### Travail demandé
A: Recopiez, dans le texte sur l'hiver, le passage qui va de "Les quatre dernières" jusqu'à "cm (sauf congères).".
B: Répondez aux questions suivantes d'après le texte sur l'hiver.
(i) Combien de pelles à neige la famille possède-t-elle ?
(ii) Quelle est la vitesse moyenne de la descente ?
(iii) À quel endroit peut-on enlever les chaînes ?
C: Poursuivez le texte sur l'hiver à partir de l'endroit où il s'arrête.

### Document source
◆ ◆ ◆ ◆ ◆ ◆ ◆
Bravo Dinou,
Tu témoignes d'un esprit perspicace et pratique.
L'hiver, c'est l'aventure. Je fais un petit topo. Pour la vie d'ici, ça fait plutôt routine et sans doute pas la peine d'un récit. Pour les gens du plat pays, il y a là un peu de rêve (ou de cauchemar?).
Les quatre dernières années nous avons eu de la neige (en moyenne) de début novembre à début mars (parfois mi-octobre à fin mars). Ce n'est pas la haute montagne. Donc la couche ne dépasse généralement pas 50 cm (sauf congères).
Le coin où j'habite est protégé. Cela signifie : pas d'épandage de sel, sauf force majeure (le pur verglas peut s'avèrer mortel pour les voitures, comme pour les piétons). On a donc juste un tracteur qui passe pour dégager la neige ... quand il ne nous oublie pas.
Si on veut aller travailler, il faut donc d'abord déblayer la sortie du garage (50 m2 environ). Pour cela nous avons quatre pelles à neige, que nous manions gaiement en famille. A côté du chemin que nous traçons ainsi, nous produisons donc un tas de neige de la même surface qui fait entre un mètre et un mètre cinquante d'épaisseur en une saison (de temps en temps il y a heureusement quelques fontes). Ce travail est le plus souvent effectué entre 6 et 7 h du matin ou entre 10 et 11 h du soir (parfois les deux). Ca réveille et ça endort aux bons moments. Puis il faut sortir la voiture sur une couche de neige qui fait de quelques cm de neige durcie à une vingtaine de centimètres bien collants ou poudreux, suivant la fantaisie météorologique du moment. Il y a d'abord deux virages à 90° et une montée très raide de moins de 80 m pour arriver à la première bifurcation où la route redescend jusqu'à la départementale.
C'est ce premier bout qui est le plus dur. Il faut tout d'abord des pneus neige en parfait état pour que les roues mordent suffisamment la route pour arriver en haut. En général quand nous sommes à quatre dans la voiture, nous n'y arrivons pas. Stop, tout le monde descend à mi-chemin (ou 5 m avant la fin de la montée) et je repars en marche arrière en demi-glissades jusqu'au point de départ. Là je me tourne, j'ouvre le hayon arrière et je refais la montée en marche arrière. C'est ce qui va le mieux avec une traction avant (Renault Scénic). Arrivé en haut, j'embarque à nouveau la famille. Quand le tracteur n'est pas passé, je mets les chaînes. Ce petit chemin n'est pas innocent, car d'un côté de la route, il y a un ravin. Il ne faut donc pas déraper dans le mauvais sens.
Arrivé en haut, il faut entamer la descente. Suivant l'épaisseur de la neige et la qualité de la couche, ce sera fait avec ou sans les chaînes. Ici sur 500 m forte descente avec virages "traîtres" et ravin tantôt à gauche, tantôt à droite de la route. Vitesse moyenne de la descente : 10 - 15 km/heure. Interdiction absolue de freiner, de traiter le volant brutalement ou autres incartades. Le fossé guette.
Arrivé à la départementale, je peux enlever les chaînes. Le soir, rebelote dans l'autre sens.
◆ ◆ ◆ ◆ ◆ ◆ ◆
### Extrait de données
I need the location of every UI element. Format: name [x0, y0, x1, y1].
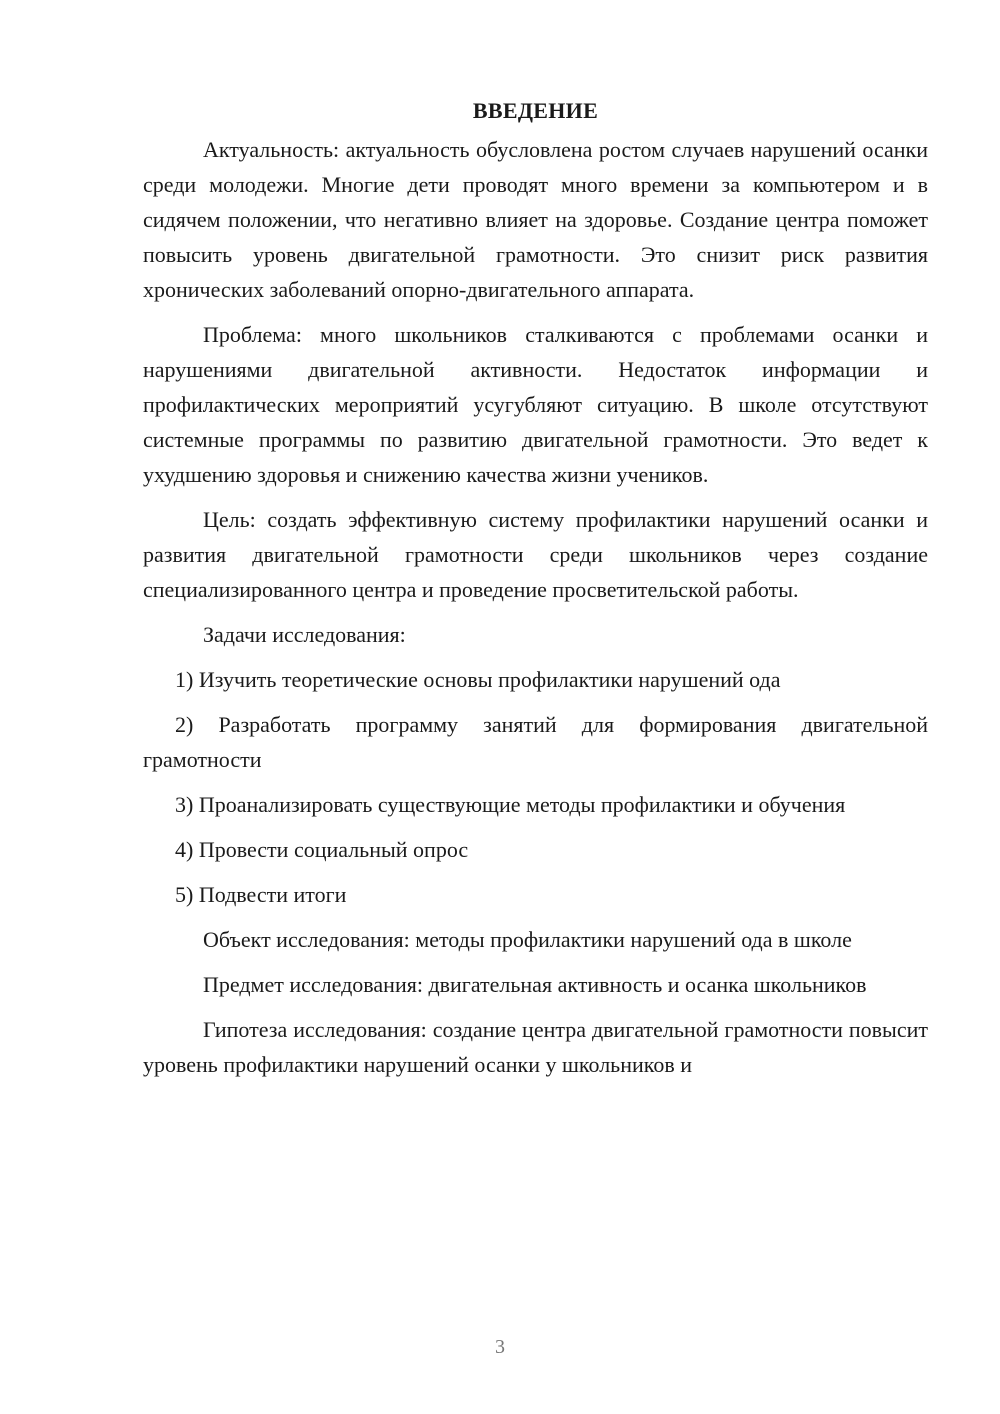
◆ ◆ ◆ ◆ ◆ ◆ ◆
### Exercices corrigés
A:
Les quatre dernières années nous avons eu de la neige (en moyenne) de début novembre à début mars (parfois mi-octobre à fin mars). Ce n'est pas la haute montagne. Donc la couche ne dépasse généralement pas 50 cm (sauf congères).

B:
(i) Quatre.
(ii) De 10 à 15 km/heure.
(iii) À la départementale.

C:
Au début j'avais des chaînes conventionnelles. Ô le défi merveilleux de mettre des chaines, à quatre pattes dans une couche de 30 cm de neige dans l'obscurité, les doigts gelés de surcroît. Je les ai remplacées pas des chaînes "automatiques", qui marchent le plus souvent. Mais je ne peux pas me passer des vraies chaînes pour les moments difficiles. je les ai donc toujours avec moi en hiver. Les jours où c'est grave, mon coffre ressemble un peu à celui d'un ouvrier des travaux publics : pelle à neige, bottes, vêtement de protection, deux modèles de chaîne ...
Hors cette petite distance épique, le reste du trajet de 100 km qui me conduit à mon travail, c'est de la petite bière.
Alors, l'hiver serait-ce donc l'horreur?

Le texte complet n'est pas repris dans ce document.